* **What is needed**:
Count every line of the listing where the string "plain" occurs, and reply with the count alone.

* **The data**:
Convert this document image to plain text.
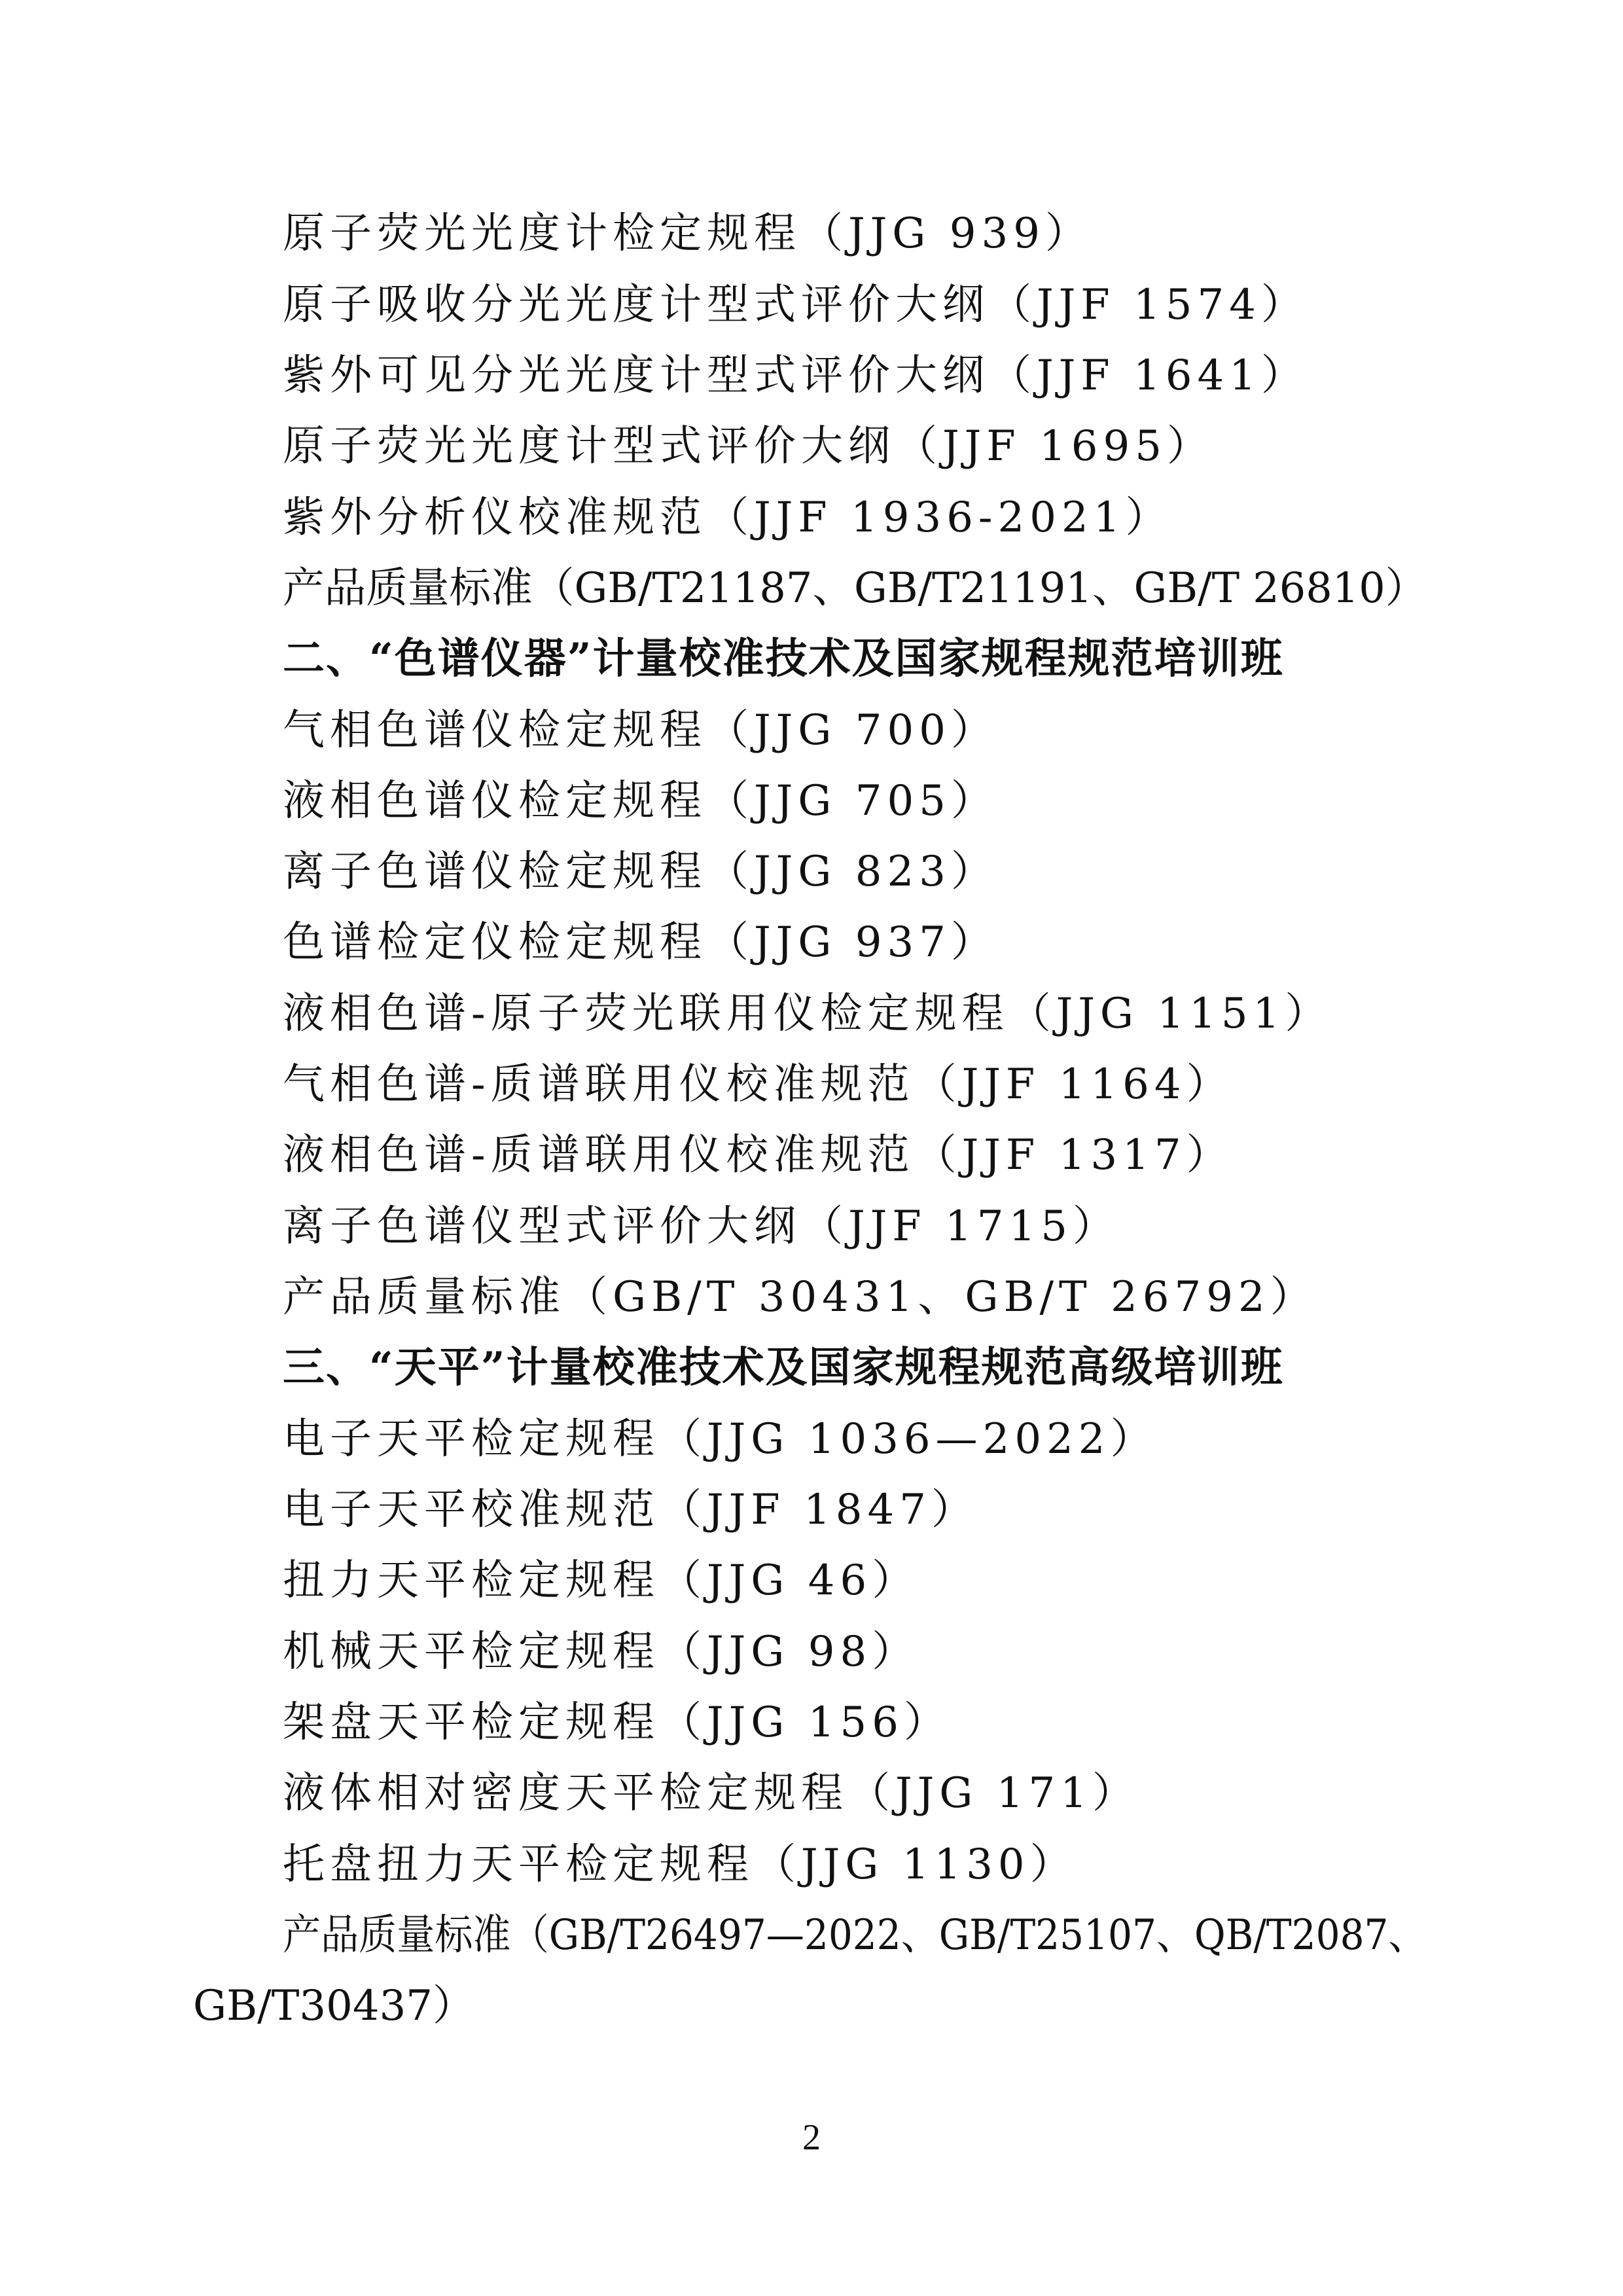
原子荧光光度计检定规程（JJG 939）
原子吸收分光光度计型式评价大纲（JJF 1574）
紫外可见分光光度计型式评价大纲（JJF 1641）
原子荧光光度计型式评价大纲（JJF 1695）
紫外分析仪校准规范（JJF 1936-2021）
产品质量标准（GB/T21187、GB/T21191、GB/T 26810）
二、“色谱仪器”计量校准技术及国家规程规范培训班
气相色谱仪检定规程（JJG 700）
液相色谱仪检定规程（JJG 705）
离子色谱仪检定规程（JJG 823）
色谱检定仪检定规程（JJG 937）
液相色谱-原子荧光联用仪检定规程（JJG 1151）
气相色谱-质谱联用仪校准规范（JJF 1164）
液相色谱-质谱联用仪校准规范（JJF 1317）
离子色谱仪型式评价大纲（JJF 1715）
产品质量标准（GB/T 30431、GB/T 26792）
三、“天平”计量校准技术及国家规程规范高级培训班
电子天平检定规程（JJG 1036—2022）
电子天平校准规范（JJF 1847）
扭力天平检定规程（JJG 46）
机械天平检定规程（JJG 98）
架盘天平检定规程（JJG 156）
液体相对密度天平检定规程（JJG 171）
托盘扭力天平检定规程（JJG 1130）
产品质量标准（GB/T26497—2022、GB/T25107、QB/T2087、
GB/T30437）
2
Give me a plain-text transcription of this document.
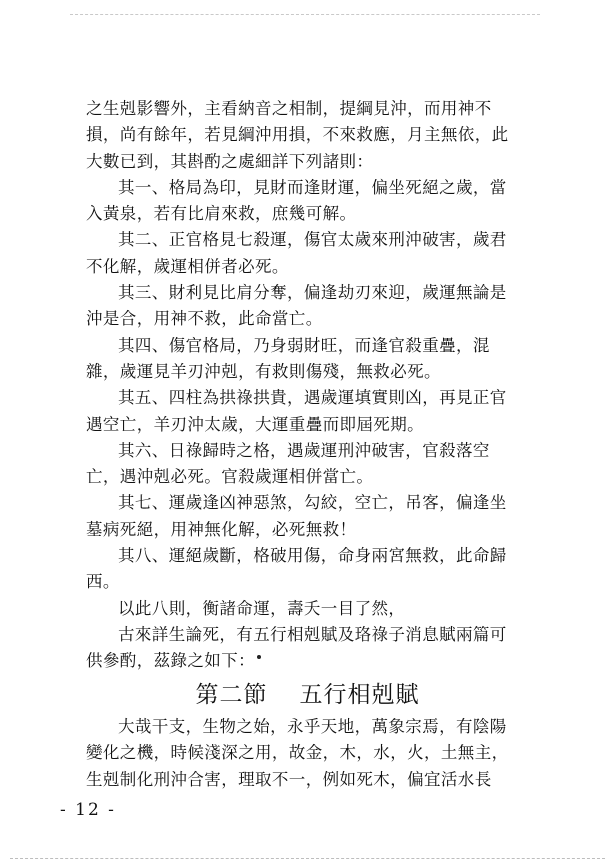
之生剋影響外，主看納音之相制，提綱見沖，而用神不
損，尚有餘年，若見綱沖用損，不來救應，月主無依，此
大數已到，其斟酌之處細詳下列諸則：
其一、格局為印，見財而逢財運，偏坐死絕之歲，當
入黃泉，若有比肩來救，庶幾可解。
其二、正官格見七殺運，傷官太歲來刑沖破害，歲君
不化解，歲運相併者必死。
其三、財利見比肩分奪，偏逢劫刃來迎，歲運無論是
沖是合，用神不救，此命當亡。
其四、傷官格局，乃身弱財旺，而逢官殺重疊，混
雜，歲運見羊刃沖剋，有救則傷殘，無救必死。
其五、四柱為拱祿拱貴，遇歲運填實則凶，再見正官
遇空亡，羊刃沖太歲，大運重疊而即屆死期。
其六、日祿歸時之格，遇歲運刑沖破害，官殺落空
亡，遇沖剋必死。官殺歲運相併當亡。
其七、運歲逢凶神惡煞，勾絞，空亡，吊客，偏逢坐
墓病死絕，用神無化解，必死無救！
其八、運絕歲斷，格破用傷，命身兩宮無救，此命歸
西。
以此八則，衡諸命運，壽夭一目了然，
古來詳生論死，有五行相剋賦及珞祿子消息賦兩篇可
供參酌，茲錄之如下：
第二節 五行相剋賦
大哉干支，生物之始，永乎天地，萬象宗焉，有陰陽
變化之機，時候淺深之用，故金，木，水，火，土無主，
生剋制化刑沖合害，理取不一，例如死木，偏宜活水長
- 12 -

* **Solution to this problem**:
2